# WHAT THE TASK ASKS:
Every record here should be printed again exactly.

(Raw records)
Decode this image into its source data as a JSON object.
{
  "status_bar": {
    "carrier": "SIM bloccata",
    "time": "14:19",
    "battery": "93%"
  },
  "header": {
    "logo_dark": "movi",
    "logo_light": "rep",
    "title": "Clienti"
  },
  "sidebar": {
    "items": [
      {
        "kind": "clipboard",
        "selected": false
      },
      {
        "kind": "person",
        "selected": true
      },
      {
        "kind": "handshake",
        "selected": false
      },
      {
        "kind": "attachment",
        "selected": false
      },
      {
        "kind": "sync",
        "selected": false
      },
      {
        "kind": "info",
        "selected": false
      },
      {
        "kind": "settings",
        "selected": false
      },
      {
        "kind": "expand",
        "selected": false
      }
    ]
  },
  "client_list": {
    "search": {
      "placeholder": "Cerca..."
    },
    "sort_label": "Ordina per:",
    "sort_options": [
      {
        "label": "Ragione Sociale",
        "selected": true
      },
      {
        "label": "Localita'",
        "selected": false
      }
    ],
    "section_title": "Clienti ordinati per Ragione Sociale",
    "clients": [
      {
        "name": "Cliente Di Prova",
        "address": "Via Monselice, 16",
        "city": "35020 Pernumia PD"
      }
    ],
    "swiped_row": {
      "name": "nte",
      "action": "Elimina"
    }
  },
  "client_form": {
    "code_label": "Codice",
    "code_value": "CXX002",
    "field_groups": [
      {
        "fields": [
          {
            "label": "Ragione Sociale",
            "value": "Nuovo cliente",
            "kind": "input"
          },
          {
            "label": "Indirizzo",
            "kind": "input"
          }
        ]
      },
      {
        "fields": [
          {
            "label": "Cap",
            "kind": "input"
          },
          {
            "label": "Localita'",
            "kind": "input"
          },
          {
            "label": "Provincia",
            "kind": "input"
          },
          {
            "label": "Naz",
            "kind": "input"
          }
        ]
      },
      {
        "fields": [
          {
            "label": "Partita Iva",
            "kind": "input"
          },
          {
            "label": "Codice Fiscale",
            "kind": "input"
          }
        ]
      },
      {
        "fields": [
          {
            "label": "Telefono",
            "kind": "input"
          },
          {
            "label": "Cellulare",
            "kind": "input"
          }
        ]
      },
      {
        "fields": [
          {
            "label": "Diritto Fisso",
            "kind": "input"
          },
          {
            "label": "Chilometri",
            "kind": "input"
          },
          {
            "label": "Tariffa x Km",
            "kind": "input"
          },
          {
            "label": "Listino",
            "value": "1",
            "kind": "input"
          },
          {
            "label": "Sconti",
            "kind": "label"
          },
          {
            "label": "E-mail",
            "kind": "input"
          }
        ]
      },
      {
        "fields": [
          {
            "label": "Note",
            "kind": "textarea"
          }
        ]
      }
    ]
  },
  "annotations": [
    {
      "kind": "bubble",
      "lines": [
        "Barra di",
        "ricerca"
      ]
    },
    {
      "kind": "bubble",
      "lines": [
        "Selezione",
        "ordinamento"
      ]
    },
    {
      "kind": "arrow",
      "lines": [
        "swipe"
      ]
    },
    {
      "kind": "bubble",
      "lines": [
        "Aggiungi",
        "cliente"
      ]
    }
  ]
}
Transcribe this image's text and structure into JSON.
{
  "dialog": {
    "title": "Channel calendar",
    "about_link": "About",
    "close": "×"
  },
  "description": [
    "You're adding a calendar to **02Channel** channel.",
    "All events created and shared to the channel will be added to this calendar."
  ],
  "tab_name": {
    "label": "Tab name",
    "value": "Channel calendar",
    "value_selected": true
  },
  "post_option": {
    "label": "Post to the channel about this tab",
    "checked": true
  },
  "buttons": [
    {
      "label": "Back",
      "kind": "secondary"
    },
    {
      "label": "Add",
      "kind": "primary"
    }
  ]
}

# EXERCISE ANSWER:
Decode this image into its source data as a JSON object.
{
  "status_bar": {
    "carrier": "SIM bloccata",
    "time": "14:19",
    "battery": "93%"
  },
  "header": {
    "logo_dark": "movi",
    "logo_light": "rep",
    "title": "Clienti"
  },
  "sidebar": {
    "items": [
      {
        "kind": "clipboard",
        "selected": false
      },
      {
        "kind": "person",
        "selected": true
      },
      {
        "kind": "handshake",
        "selected": false
      },
      {
        "kind": "attachment",
        "selected": false
      },
      {
        "kind": "sync",
        "selected": false
      },
      {
        "kind": "info",
        "selected": false
      },
      {
        "kind": "settings",
        "selected": false
      },
      {
        "kind": "expand",
        "selected": false
      }
    ]
  },
  "client_list": {
    "search": {
      "placeholder": "Cerca..."
    },
    "sort_label": "Ordina per:",
    "sort_options": [
      {
        "label": "Ragione Sociale",
        "selected": true
      },
      {
        "label": "Localita'",
        "selected": false
      }
    ],
    "section_title": "Clienti ordinati per Ragione Sociale",
    "clients": [
      {
        "name": "Cliente Di Prova",
        "address": "Via Monselice, 16",
        "city": "35020 Pernumia PD"
      }
    ],
    "swiped_row": {
      "name": "nte",
      "action": "Elimina"
    }
  },
  "client_form": {
    "code_label": "Codice",
    "code_value": "CXX002",
    "field_groups": [
      {
        "fields": [
          {
            "label": "Ragione Sociale",
            "value": "Nuovo cliente",
            "kind": "input"
          },
          {
            "label": "Indirizzo",
            "kind": "input"
          }
        ]
      },
      {
        "fields": [
          {
            "label": "Cap",
            "kind": "input"
          },
          {
            "label": "Localita'",
            "kind": "input"
          },
          {
            "label": "Provincia",
            "kind": "input"
          },
          {
            "label": "Naz",
            "kind": "input"
          }
        ]
      },
      {
        "fields": [
          {
            "label": "Partita Iva",
            "kind": "input"
          },
          {
            "label": "Codice Fiscale",
            "kind": "input"
          }
        ]
      },
      {
        "fields": [
          {
            "label": "Telefono",
            "kind": "input"
          },
          {
            "label": "Cellulare",
            "kind": "input"
          }
        ]
      },
      {
        "fields": [
          {
            "label": "Diritto Fisso",
            "kind": "input"
          },
          {
            "label": "Chilometri",
            "kind": "input"
          },
          {
            "label": "Tariffa x Km",
            "kind": "input"
          },
          {
            "label": "Listino",
            "value": "1",
            "kind": "input"
          },
          {
            "label": "Sconti",
            "kind": "label"
          },
          {
            "label": "E-mail",
            "kind": "input"
          }
        ]
      },
      {
        "fields": [
          {
            "label": "Note",
            "kind": "textarea"
          }
        ]
      }
    ]
  },
  "annotations": [
    {
      "kind": "bubble",
      "lines": [
        "Barra di",
        "ricerca"
      ]
    },
    {
      "kind": "bubble",
      "lines": [
        "Selezione",
        "ordinamento"
      ]
    },
    {
      "kind": "arrow",
      "lines": [
        "swipe"
      ]
    },
    {
      "kind": "bubble",
      "lines": [
        "Aggiungi",
        "cliente"
      ]
    }
  ]
}
Transcribe this image's text and structure into JSON.
{
  "dialog": {
    "title": "Channel calendar",
    "about_link": "About",
    "close": "×"
  },
  "description": [
    "You're adding a calendar to **02Channel** channel.",
    "All events created and shared to the channel will be added to this calendar."
  ],
  "tab_name": {
    "label": "Tab name",
    "value": "Channel calendar",
    "value_selected": true
  },
  "post_option": {
    "label": "Post to the channel about this tab",
    "checked": true
  },
  "buttons": [
    {
      "label": "Back",
      "kind": "secondary"
    },
    {
      "label": "Add",
      "kind": "primary"
    }
  ]
}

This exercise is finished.